2012-07-05

The Dutch philosopher Spinoza is 'in the air', interest in him recently increasing considerably. At the same time, however, The Netherlands seem to turn away from the freedom of expression and tolerance that are championed in his work.

Does the country turn its back to its foundations or can it learn from what Spinoza and his contemporaries wrote? Does it turn away of what it zealously used to believe and brought into practice: that it can be socially engineered?

Rudi Rotthier asked those questions while traveling through the Netherlands for about eight months, after having received a grant from the Pascal Decroos Fund. A first article will appear this week in the Flemish weekly Knack.

The article focuses on an interview with parliamentarian Ahmed Marcouch (PvdA), a man with Moroccan roots, who finds the inspiration for his social actions, his political philosophy and even his reading of the Koran with Spinoza, who was banned from Judaism. In Marchouch's view, philosophy holds the key to integration, with knowledge being a prerequisite for freedom, and freedom of fear a prerequisite for development.

.....

■ Work to do:
1. Translate this sentence from the Spinoza text into Spanish: "Rudi Rotthier asked those questions while traveling through the Netherlands for about eight months, after having received a grant from the Pascal Decroos Fund."
2. Please carry on the Spinoza text past its final sentence.

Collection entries
.....

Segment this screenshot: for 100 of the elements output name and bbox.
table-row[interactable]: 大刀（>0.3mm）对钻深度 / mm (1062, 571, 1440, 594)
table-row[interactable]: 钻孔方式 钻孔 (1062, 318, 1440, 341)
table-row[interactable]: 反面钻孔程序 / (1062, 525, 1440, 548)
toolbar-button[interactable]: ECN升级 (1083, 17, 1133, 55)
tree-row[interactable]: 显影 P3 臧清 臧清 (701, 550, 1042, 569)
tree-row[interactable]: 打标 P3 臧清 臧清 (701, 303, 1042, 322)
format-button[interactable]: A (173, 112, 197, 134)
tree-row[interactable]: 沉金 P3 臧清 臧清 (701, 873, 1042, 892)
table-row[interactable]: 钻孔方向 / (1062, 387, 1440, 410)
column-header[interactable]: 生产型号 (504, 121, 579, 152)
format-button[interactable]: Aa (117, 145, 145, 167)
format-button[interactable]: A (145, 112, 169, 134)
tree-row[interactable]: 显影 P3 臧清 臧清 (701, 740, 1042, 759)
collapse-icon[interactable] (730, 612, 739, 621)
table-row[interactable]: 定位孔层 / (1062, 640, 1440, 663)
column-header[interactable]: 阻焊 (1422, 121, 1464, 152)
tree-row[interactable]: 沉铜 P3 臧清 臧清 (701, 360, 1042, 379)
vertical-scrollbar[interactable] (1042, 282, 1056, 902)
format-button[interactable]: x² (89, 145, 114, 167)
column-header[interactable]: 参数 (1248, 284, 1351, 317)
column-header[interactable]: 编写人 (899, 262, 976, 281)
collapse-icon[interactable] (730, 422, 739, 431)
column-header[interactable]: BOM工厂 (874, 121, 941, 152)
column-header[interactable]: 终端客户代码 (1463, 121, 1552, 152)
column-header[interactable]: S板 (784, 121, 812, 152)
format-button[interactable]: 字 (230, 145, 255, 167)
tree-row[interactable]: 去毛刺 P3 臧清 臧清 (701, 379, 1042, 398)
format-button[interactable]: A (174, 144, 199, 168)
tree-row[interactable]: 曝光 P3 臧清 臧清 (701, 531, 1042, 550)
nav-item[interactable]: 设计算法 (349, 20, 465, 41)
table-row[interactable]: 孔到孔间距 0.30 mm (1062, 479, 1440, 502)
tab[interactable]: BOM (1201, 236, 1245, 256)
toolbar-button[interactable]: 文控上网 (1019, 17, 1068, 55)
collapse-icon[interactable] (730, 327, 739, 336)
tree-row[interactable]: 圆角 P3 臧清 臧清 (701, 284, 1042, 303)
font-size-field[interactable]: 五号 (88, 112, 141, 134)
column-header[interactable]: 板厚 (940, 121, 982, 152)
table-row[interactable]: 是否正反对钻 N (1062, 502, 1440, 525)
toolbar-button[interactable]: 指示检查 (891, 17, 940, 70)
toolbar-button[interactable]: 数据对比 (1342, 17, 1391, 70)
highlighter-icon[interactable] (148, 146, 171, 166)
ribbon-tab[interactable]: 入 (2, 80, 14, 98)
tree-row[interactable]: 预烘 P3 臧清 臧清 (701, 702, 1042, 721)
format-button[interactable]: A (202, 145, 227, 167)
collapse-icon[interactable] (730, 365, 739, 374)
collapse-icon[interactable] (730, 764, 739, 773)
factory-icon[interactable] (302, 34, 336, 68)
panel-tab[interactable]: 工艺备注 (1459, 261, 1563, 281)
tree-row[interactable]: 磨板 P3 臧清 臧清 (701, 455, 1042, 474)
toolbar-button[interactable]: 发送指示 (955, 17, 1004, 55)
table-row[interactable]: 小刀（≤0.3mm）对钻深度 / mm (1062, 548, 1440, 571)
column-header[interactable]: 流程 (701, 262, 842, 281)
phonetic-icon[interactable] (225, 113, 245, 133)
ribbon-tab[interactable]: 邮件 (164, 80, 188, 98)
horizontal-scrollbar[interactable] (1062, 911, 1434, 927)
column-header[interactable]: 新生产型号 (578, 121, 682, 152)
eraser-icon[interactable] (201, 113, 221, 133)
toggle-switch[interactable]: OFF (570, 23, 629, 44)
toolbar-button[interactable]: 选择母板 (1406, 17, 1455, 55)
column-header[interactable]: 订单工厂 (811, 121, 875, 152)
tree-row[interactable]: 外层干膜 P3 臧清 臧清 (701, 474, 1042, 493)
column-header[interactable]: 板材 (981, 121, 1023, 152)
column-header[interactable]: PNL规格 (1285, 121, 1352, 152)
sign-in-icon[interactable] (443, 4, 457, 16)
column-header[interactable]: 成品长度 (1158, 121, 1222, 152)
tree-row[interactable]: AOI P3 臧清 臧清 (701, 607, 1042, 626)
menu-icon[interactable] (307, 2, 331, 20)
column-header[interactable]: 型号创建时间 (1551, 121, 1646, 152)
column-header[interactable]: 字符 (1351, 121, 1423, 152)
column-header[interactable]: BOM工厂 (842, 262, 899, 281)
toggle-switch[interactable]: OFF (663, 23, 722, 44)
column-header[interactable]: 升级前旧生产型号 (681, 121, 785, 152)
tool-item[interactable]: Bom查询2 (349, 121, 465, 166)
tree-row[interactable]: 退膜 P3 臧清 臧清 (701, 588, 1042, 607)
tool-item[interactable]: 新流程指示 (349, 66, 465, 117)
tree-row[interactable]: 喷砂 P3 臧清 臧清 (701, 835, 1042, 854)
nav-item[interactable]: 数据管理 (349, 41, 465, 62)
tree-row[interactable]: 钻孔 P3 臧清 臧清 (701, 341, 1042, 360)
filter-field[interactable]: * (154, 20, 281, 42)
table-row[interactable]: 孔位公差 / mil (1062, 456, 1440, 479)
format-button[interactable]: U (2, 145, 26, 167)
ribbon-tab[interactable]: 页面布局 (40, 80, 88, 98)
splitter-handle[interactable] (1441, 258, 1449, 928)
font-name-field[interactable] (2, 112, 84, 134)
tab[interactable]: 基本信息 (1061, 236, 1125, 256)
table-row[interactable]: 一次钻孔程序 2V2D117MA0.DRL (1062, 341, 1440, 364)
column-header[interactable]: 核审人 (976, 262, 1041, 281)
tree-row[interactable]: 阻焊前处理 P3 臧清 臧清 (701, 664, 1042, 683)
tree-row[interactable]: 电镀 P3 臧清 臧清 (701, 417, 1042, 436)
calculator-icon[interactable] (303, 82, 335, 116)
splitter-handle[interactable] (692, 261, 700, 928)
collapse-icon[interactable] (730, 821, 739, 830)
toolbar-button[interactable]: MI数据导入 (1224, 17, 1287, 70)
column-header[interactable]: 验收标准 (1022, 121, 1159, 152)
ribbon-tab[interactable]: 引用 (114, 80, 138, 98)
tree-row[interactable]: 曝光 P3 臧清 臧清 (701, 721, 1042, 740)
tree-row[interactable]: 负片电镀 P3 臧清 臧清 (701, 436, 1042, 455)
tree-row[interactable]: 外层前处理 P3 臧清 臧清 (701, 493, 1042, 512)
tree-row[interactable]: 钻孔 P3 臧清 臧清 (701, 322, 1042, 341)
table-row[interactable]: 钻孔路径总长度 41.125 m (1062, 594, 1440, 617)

.....

■ Outputs for the tasks:
1. Rudi Rotthier planteó esas preguntas mientras viajaba por los Países Bajos durante unos ocho meses, después de haber recibido una beca del Fondo Pascal Decroos.

2.
A second article will appear on August 14, 2012, dealing with the old roots of Dutch politics, and the discord between rationality and populism that rings through into the present electoral battle.

More articles will follow about the Netherlands as a country that can be socially engineered, with new districts and cities, that are never 100% comfortable to live in, but with which lessons have been learned from previous (failed) attempts to erect new districts. Other issues at hand are the renewed dispute about freedom of expression, whereby the idea that everything has to be able to be said is no longer self-evident.

Rudi Rotthier

Rudi Rotthier is a Belgian journalist and travel writer
A working grant of € 11.700 allocated 6/09/2011.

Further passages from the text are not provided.